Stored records
........
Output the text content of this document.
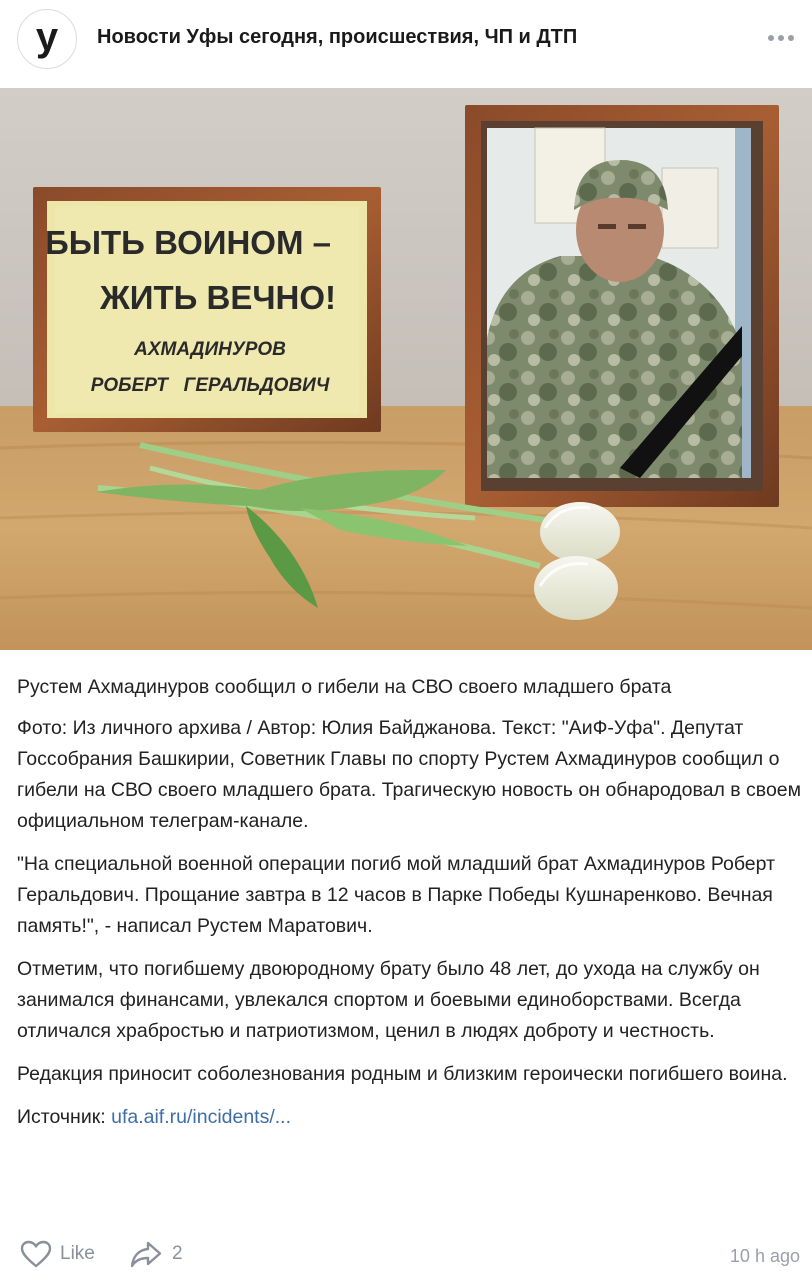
у Новости Уфы сегодня, происшествия, ЧП и ДТП
БЫТЬ ВОИНОМ –
ЖИТЬ ВЕЧНО!
АХМАДИНУРОВ
РОБЕРТ   ГЕРАЛЬДОВИЧ

Рустем Ахмадинуров сообщил о гибели на СВО своего младшего брата

Фото: Из личного архива / Автор: Юлия Байджанова. Текст: "АиФ-Уфа". Депутат Госсобрания Башкирии, Советник Главы по спорту Рустем Ахмадинуров сообщил о гибели на СВО своего младшего брата. Трагическую новость он обнародовал в своем официальном телеграм-канале.

"На специальной военной операции погиб мой младший брат Ахмадинуров Роберт Геральдович. Прощание завтра в 12 часов в Парке Победы Кушнаренково. Вечная память!", - написал Рустем Маратович.

Отметим, что погибшему двоюродному брату было 48 лет, до ухода на службу он занимался финансами, увлекался спортом и боевыми единоборствами. Всегда отличался храбростью и патриотизмом, ценил в людях доброту и честность.

Редакция приносит соболезнования родным и близким героически погибшего воина.

Источник: ufa.aif.ru/incidents/...

Like	2	10 h ago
........
# [TASK DESCRIPTION]
Pull out every line holding "своего" from the records above, and copy it.

# [FINISHED TASK]
Рустем Ахмадинуров сообщил о гибели на СВО своего младшего брата
Фото: Из личного архива / Автор: Юлия Байджанова. Текст: "АиФ-Уфа". Депутат Госсобрания Башкирии, Советник Главы по спорту Рустем Ахмадинуров сообщил о гибели на СВО своего младшего брата. Трагическую новость он обнародовал в своем официальном телеграм-канале.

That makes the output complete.